Task description: All entries must be repeated exactly; do not include the pictures.
+++ Listed entries
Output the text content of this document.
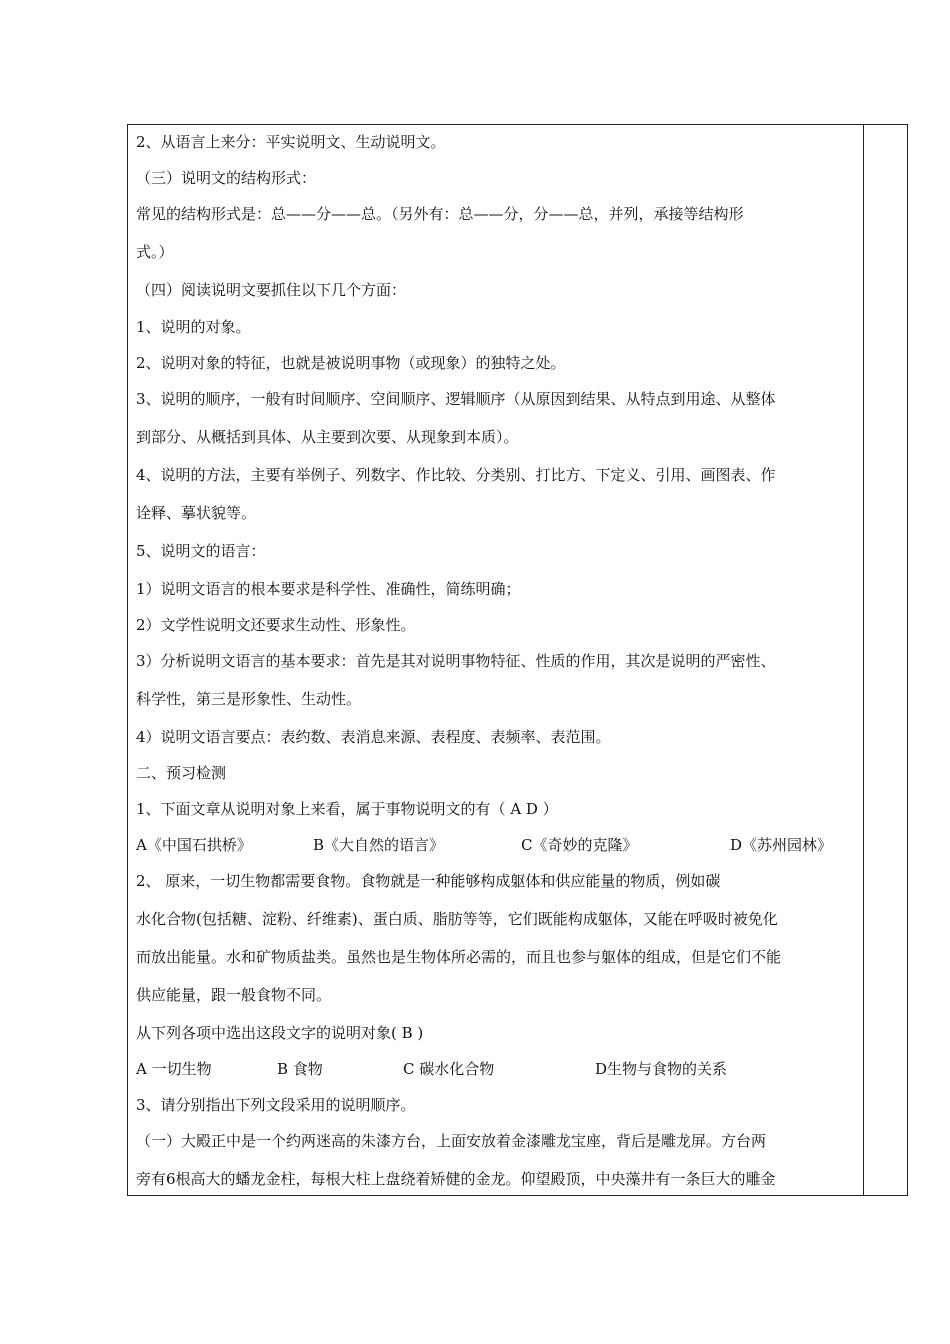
2、从语言上来分：平实说明文、生动说明文。
（三）说明文的结构形式：
常见的结构形式是：总——分——总。（另外有：总——分，分——总，并列，承接等结构形
式。）
（四）阅读说明文要抓住以下几个方面：
1、说明的对象。
2、说明对象的特征，也就是被说明事物（或现象）的独特之处。
3、说明的顺序，一般有时间顺序、空间顺序、逻辑顺序（从原因到结果、从特点到用途、从整体
到部分、从概括到具体、从主要到次要、从现象到本质）。
4、说明的方法，主要有举例子、列数字、作比较、分类别、打比方、下定义、引用、画图表、作
诠释、摹状貌等。
5、说明文的语言：
1）说明文语言的根本要求是科学性、准确性，简练明确；
2）文学性说明文还要求生动性、形象性。
3）分析说明文语言的基本要求：首先是其对说明事物特征、性质的作用，其次是说明的严密性、
科学性，第三是形象性、生动性。
4）说明文语言要点：表约数、表消息来源、表程度、表频率、表范围。
二、预习检测
1、下面文章从说明对象上来看，属于事物说明文的有（ A D ）
A《中国石拱桥》	B《大自然的语言》	C《奇妙的克隆》	D《苏州园林》
2、 原来，一切生物都需要食物。食物就是一种能够构成躯体和供应能量的物质，例如碳
水化合物(包括糖、淀粉、纤维素)、蛋白质、脂肪等等，它们既能构成躯体，又能在呼吸时被免化
而放出能量。水和矿物质盐类。虽然也是生物体所必需的，而且也参与躯体的组成，但是它们不能
供应能量，跟一般食物不同。
从下列各项中选出这段文字的说明对象( B )
A 一切生物	B 食物	C 碳水化合物	D生物与食物的关系
3、请分别指出下列文段采用的说明顺序。
（一）大殿正中是一个约两迷高的朱漆方台，上面安放着金漆雕龙宝座，背后是雕龙屏。方台两
旁有6根高大的蟠龙金柱，每根大柱上盘绕着矫健的金龙。仰望殿顶，中央藻井有一条巨大的雕金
++++++
Solution below:
Output the text content of this document.
2、从语言上来分：平实说明文、生动说明文。
（三）说明文的结构形式：
常见的结构形式是：总——分——总。（另外有：总——分，分——总，并列，承接等结构形
式。）
（四）阅读说明文要抓住以下几个方面：
1、说明的对象。
2、说明对象的特征，也就是被说明事物（或现象）的独特之处。
3、说明的顺序，一般有时间顺序、空间顺序、逻辑顺序（从原因到结果、从特点到用途、从整体
到部分、从概括到具体、从主要到次要、从现象到本质）。
4、说明的方法，主要有举例子、列数字、作比较、分类别、打比方、下定义、引用、画图表、作
诠释、摹状貌等。
5、说明文的语言：
1）说明文语言的根本要求是科学性、准确性，简练明确；
2）文学性说明文还要求生动性、形象性。
3）分析说明文语言的基本要求：首先是其对说明事物特征、性质的作用，其次是说明的严密性、
科学性，第三是形象性、生动性。
4）说明文语言要点：表约数、表消息来源、表程度、表频率、表范围。
二、预习检测
1、下面文章从说明对象上来看，属于事物说明文的有（ A D ）
A《中国石拱桥》	B《大自然的语言》	C《奇妙的克隆》	D《苏州园林》
2、 原来，一切生物都需要食物。食物就是一种能够构成躯体和供应能量的物质，例如碳
水化合物(包括糖、淀粉、纤维素)、蛋白质、脂肪等等，它们既能构成躯体，又能在呼吸时被免化
而放出能量。水和矿物质盐类。虽然也是生物体所必需的，而且也参与躯体的组成，但是它们不能
供应能量，跟一般食物不同。
从下列各项中选出这段文字的说明对象( B )
A 一切生物	B 食物	C 碳水化合物	D生物与食物的关系
3、请分别指出下列文段采用的说明顺序。
（一）大殿正中是一个约两迷高的朱漆方台，上面安放着金漆雕龙宝座，背后是雕龙屏。方台两
旁有6根高大的蟠龙金柱，每根大柱上盘绕着矫健的金龙。仰望殿顶，中央藻井有一条巨大的雕金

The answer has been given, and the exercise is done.